Stored records:

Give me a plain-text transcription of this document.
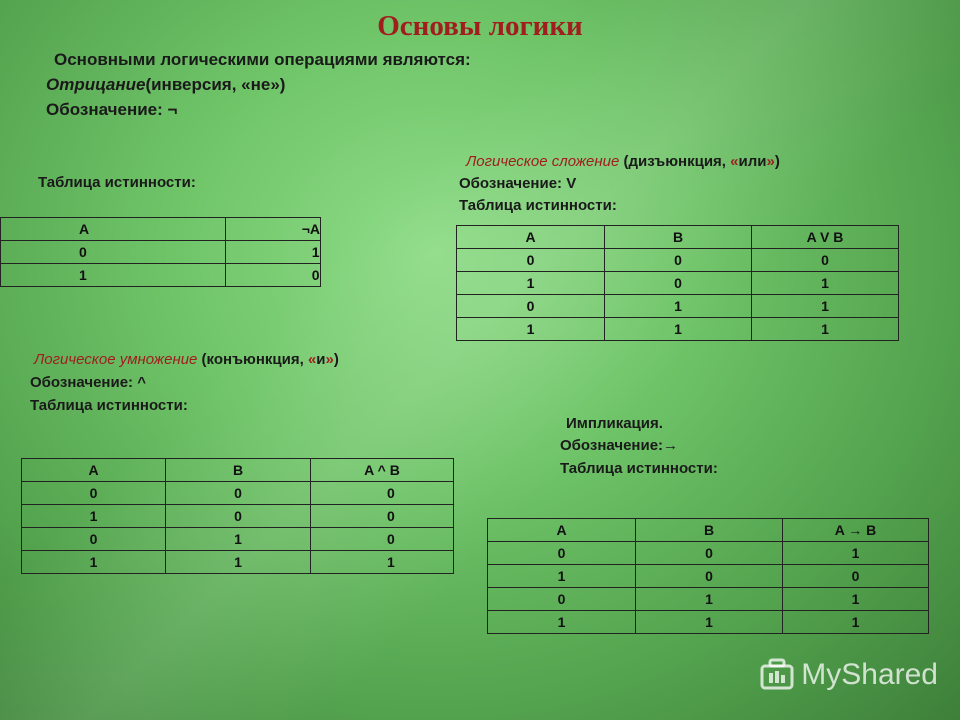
Основы логики
Основными логическими операциями являются:
Отрицание(инверсия, «не»)
Обозначение: ¬
Таблица истинности:
A	¬A
0	1
1	0
Логическое сложение (дизъюнкция, «или»)
Обозначение: V
Таблица истинности:
A	B	A V B
0	0	0
1	0	1
0	1	1
1	1	1
Логическое умножение (конъюнкция, «и»)
Обозначение: ^
Таблица истинности:
A	B	A ^ B
0	0	0
1	0	0
0	1	0
1	1	1
Импликация.
Обозначение:→
Таблица истинности:
A	B	A → B
0	0	1
1	0	0
0	1	1
1	1	1
MyShared
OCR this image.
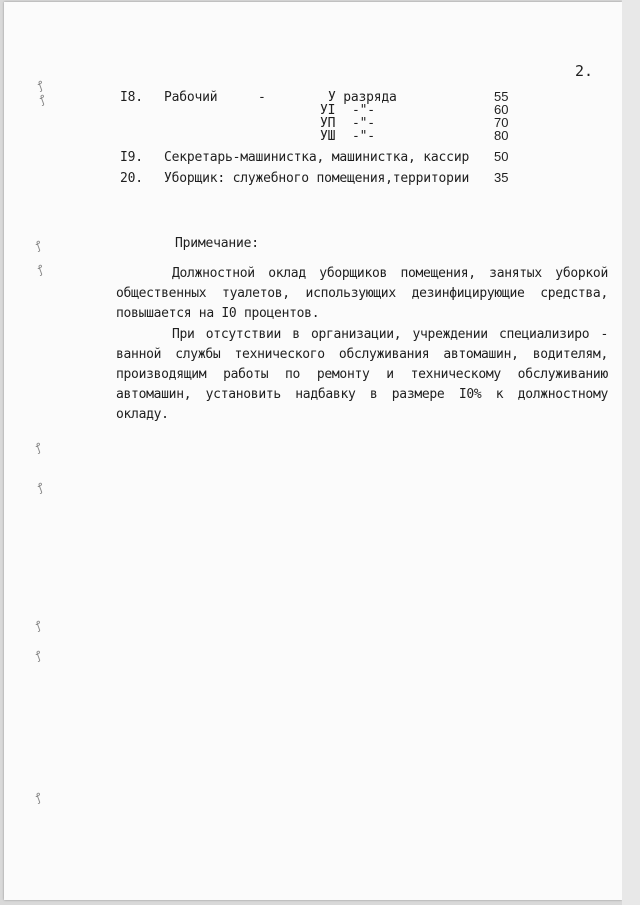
2.
ꝭ
ꝭ
ꝭ
ꝭ
ꝭ
ꝭ
ꝭ
ꝭ
ꝭ
I8. Рабочий	-	У разряда	55
УI -"-	60
УП -"-	70
УШ -"-	80
I9. Секретарь-машинистка, машинистка, кассир 50
20. Уборщик: служебного помещения,территории 35
Примечание:
Должностной оклад уборщиков помещения, занятых уборкой общественных туалетов, использующих дезинфицирующие средства, повышается на I0 процентов.
При отсутствии в организации, учреждении специализиро - ванной службы технического обслуживания автомашин, водителям, производящим работы по ремонту и техническому обслуживанию автомашин, установить надбавку в размере I0% к должностному окладу.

=== Your instructions ===
Pull out and copy each line containing the string "Обозначение".

=== Task solution ===
Обозначение: ¬
Обозначение: V
Обозначение: ^
Обозначение:→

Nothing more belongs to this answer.